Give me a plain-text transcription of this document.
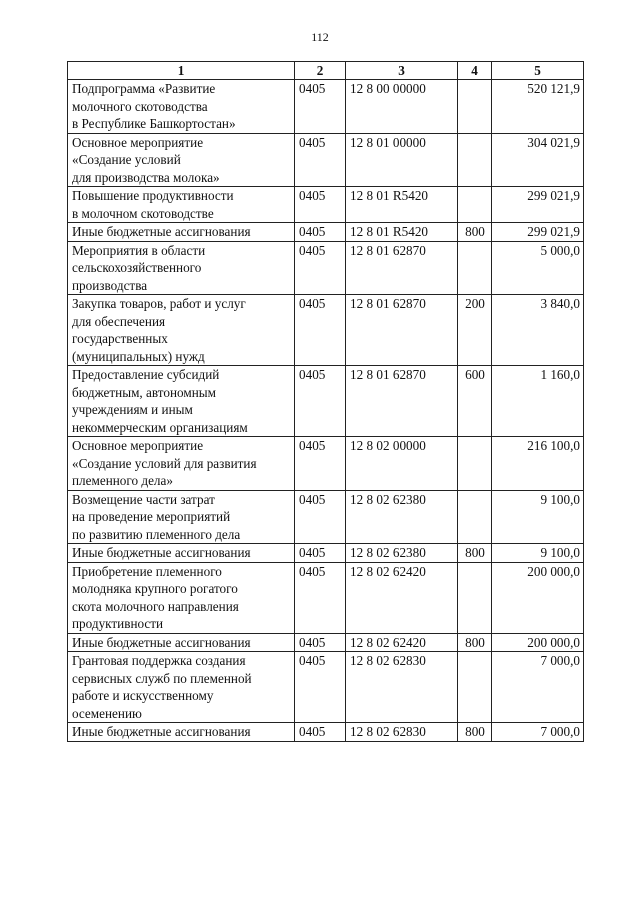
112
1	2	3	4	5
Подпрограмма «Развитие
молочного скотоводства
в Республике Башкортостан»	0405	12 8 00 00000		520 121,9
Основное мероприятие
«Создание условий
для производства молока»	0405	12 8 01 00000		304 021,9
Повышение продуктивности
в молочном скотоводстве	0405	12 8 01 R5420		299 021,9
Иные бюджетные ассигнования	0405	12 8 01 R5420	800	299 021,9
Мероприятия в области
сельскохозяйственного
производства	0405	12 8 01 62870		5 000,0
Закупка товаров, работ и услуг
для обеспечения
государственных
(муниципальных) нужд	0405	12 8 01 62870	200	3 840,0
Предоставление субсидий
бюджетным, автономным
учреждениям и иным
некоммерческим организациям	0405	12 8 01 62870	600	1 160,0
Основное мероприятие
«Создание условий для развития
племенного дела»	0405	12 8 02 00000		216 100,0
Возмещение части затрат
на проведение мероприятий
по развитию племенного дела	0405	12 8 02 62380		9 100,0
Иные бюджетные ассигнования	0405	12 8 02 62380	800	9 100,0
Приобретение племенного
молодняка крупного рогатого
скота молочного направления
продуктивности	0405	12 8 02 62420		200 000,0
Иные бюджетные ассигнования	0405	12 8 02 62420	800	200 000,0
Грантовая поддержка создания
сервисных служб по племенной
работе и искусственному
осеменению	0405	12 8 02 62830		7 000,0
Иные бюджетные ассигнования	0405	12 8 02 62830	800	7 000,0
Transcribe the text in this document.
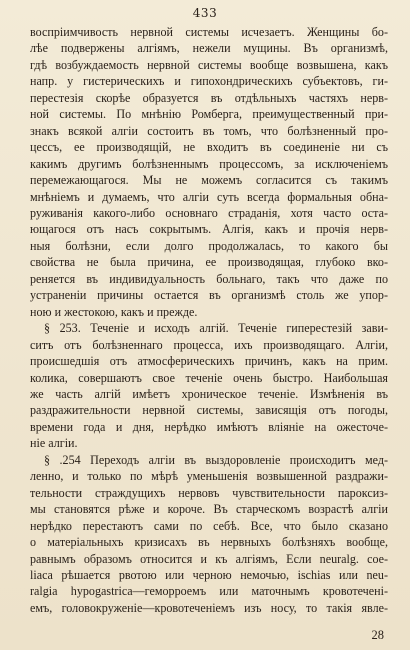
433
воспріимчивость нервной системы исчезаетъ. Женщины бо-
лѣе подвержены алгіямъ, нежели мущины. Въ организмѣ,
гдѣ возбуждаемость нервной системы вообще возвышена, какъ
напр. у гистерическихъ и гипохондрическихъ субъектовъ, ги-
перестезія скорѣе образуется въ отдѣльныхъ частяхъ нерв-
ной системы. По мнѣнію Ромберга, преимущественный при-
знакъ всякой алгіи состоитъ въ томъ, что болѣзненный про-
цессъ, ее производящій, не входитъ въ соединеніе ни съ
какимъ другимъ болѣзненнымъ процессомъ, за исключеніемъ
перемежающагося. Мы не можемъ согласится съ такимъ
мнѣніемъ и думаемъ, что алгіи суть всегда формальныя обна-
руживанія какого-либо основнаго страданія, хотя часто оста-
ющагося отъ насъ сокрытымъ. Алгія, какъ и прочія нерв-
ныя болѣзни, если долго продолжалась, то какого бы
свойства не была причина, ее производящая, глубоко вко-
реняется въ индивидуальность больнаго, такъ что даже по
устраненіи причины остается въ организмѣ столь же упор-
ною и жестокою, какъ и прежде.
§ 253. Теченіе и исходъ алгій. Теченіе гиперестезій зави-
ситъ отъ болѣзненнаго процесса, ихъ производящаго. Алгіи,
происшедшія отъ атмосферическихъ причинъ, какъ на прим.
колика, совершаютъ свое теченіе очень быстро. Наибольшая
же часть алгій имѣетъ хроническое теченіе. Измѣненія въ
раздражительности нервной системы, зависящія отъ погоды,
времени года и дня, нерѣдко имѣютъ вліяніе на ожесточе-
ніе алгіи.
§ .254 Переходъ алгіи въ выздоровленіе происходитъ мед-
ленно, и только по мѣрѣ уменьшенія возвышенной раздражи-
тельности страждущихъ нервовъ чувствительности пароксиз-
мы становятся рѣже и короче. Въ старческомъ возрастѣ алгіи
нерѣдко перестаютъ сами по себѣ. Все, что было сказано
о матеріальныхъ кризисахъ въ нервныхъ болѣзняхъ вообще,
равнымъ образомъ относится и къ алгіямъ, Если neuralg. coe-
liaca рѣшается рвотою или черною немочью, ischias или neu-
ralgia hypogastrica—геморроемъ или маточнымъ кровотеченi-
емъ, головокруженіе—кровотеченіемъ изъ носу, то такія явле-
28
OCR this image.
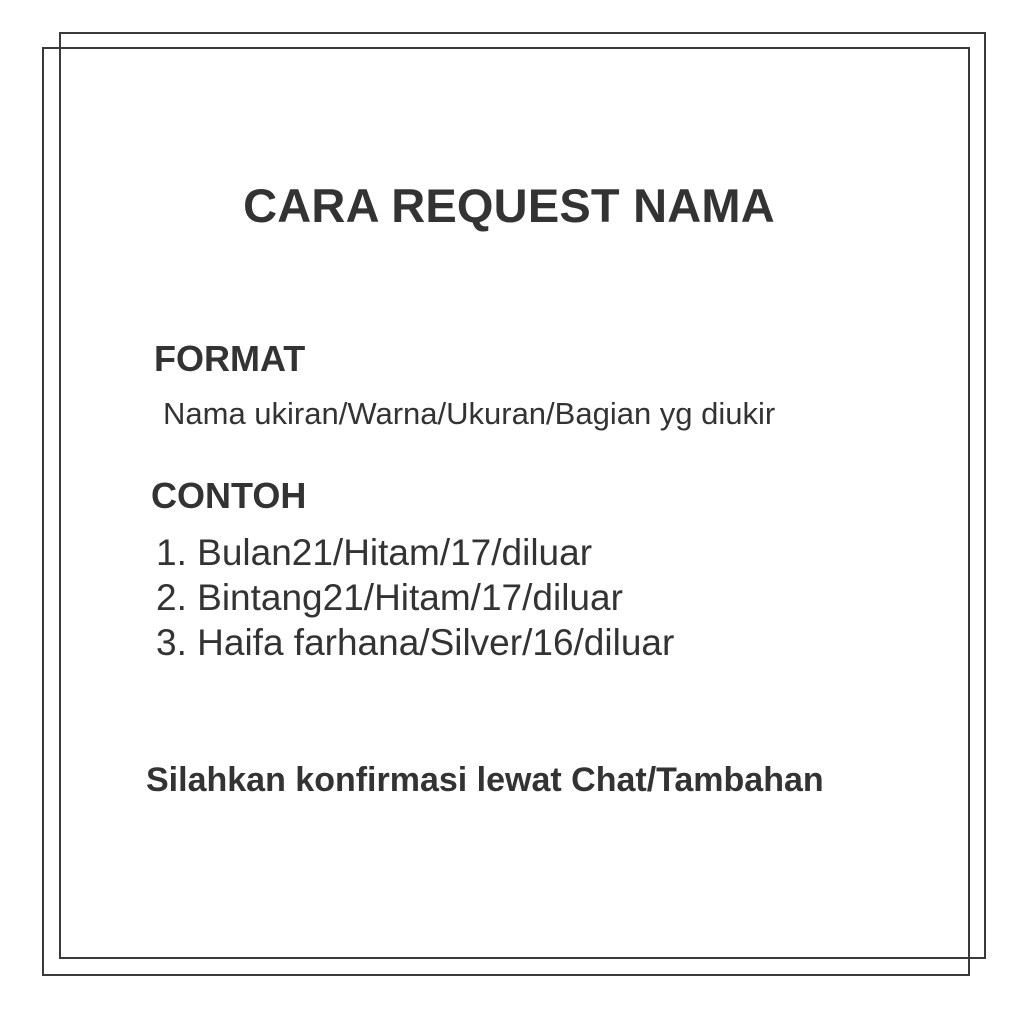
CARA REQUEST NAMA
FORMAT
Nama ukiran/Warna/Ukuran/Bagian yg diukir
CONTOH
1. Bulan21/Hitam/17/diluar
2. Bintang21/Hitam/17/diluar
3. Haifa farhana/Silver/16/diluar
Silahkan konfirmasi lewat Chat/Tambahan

• • •

[What to produce]: Every record above should come back exactly, but without its pictures.

[Response to the exercise]:
Give me a plain-text transcription of this document.
112
1	2	3	4	5
Подпрограмма «Развитие
молочного скотоводства
в Республике Башкортостан»	0405	12 8 00 00000		520 121,9
Основное мероприятие
«Создание условий
для производства молока»	0405	12 8 01 00000		304 021,9
Повышение продуктивности
в молочном скотоводстве	0405	12 8 01 R5420		299 021,9
Иные бюджетные ассигнования	0405	12 8 01 R5420	800	299 021,9
Мероприятия в области
сельскохозяйственного
производства	0405	12 8 01 62870		5 000,0
Закупка товаров, работ и услуг
для обеспечения
государственных
(муниципальных) нужд	0405	12 8 01 62870	200	3 840,0
Предоставление субсидий
бюджетным, автономным
учреждениям и иным
некоммерческим организациям	0405	12 8 01 62870	600	1 160,0
Основное мероприятие
«Создание условий для развития
племенного дела»	0405	12 8 02 00000		216 100,0
Возмещение части затрат
на проведение мероприятий
по развитию племенного дела	0405	12 8 02 62380		9 100,0
Иные бюджетные ассигнования	0405	12 8 02 62380	800	9 100,0
Приобретение племенного
молодняка крупного рогатого
скота молочного направления
продуктивности	0405	12 8 02 62420		200 000,0
Иные бюджетные ассигнования	0405	12 8 02 62420	800	200 000,0
Грантовая поддержка создания
сервисных служб по племенной
работе и искусственному
осеменению	0405	12 8 02 62830		7 000,0
Иные бюджетные ассигнования	0405	12 8 02 62830	800	7 000,0
Transcribe the text in this document.
433
воспріимчивость нервной системы исчезаетъ. Женщины бо-
лѣе подвержены алгіямъ, нежели мущины. Въ организмѣ,
гдѣ возбуждаемость нервной системы вообще возвышена, какъ
напр. у гистерическихъ и гипохондрическихъ субъектовъ, ги-
перестезія скорѣе образуется въ отдѣльныхъ частяхъ нерв-
ной системы. По мнѣнію Ромберга, преимущественный при-
знакъ всякой алгіи состоитъ въ томъ, что болѣзненный про-
цессъ, ее производящій, не входитъ въ соединеніе ни съ
какимъ другимъ болѣзненнымъ процессомъ, за исключеніемъ
перемежающагося. Мы не можемъ согласится съ такимъ
мнѣніемъ и думаемъ, что алгіи суть всегда формальныя обна-
руживанія какого-либо основнаго страданія, хотя часто оста-
ющагося отъ насъ сокрытымъ. Алгія, какъ и прочія нерв-
ныя болѣзни, если долго продолжалась, то какого бы
свойства не была причина, ее производящая, глубоко вко-
реняется въ индивидуальность больнаго, такъ что даже по
устраненіи причины остается въ организмѣ столь же упор-
ною и жестокою, какъ и прежде.
§ 253. Теченіе и исходъ алгій. Теченіе гиперестезій зави-
ситъ отъ болѣзненнаго процесса, ихъ производящаго. Алгіи,
происшедшія отъ атмосферическихъ причинъ, какъ на прим.
колика, совершаютъ свое теченіе очень быстро. Наибольшая
же часть алгій имѣетъ хроническое теченіе. Измѣненія въ
раздражительности нервной системы, зависящія отъ погоды,
времени года и дня, нерѣдко имѣютъ вліяніе на ожесточе-
ніе алгіи.
§ .254 Переходъ алгіи въ выздоровленіе происходитъ мед-
ленно, и только по мѣрѣ уменьшенія возвышенной раздражи-
тельности страждущихъ нервовъ чувствительности пароксиз-
мы становятся рѣже и короче. Въ старческомъ возрастѣ алгіи
нерѣдко перестаютъ сами по себѣ. Все, что было сказано
о матеріальныхъ кризисахъ въ нервныхъ болѣзняхъ вообще,
равнымъ образомъ относится и къ алгіямъ, Если neuralg. coe-
liaca рѣшается рвотою или черною немочью, ischias или neu-
ralgia hypogastrica—геморроемъ или маточнымъ кровотеченi-
емъ, головокруженіе—кровотеченіемъ изъ носу, то такія явле-
28
OCR this image.
CARA REQUEST NAMA
FORMAT
Nama ukiran/Warna/Ukuran/Bagian yg diukir
CONTOH
1. Bulan21/Hitam/17/diluar
2. Bintang21/Hitam/17/diluar
3. Haifa farhana/Silver/16/diluar
Silahkan konfirmasi lewat Chat/Tambahan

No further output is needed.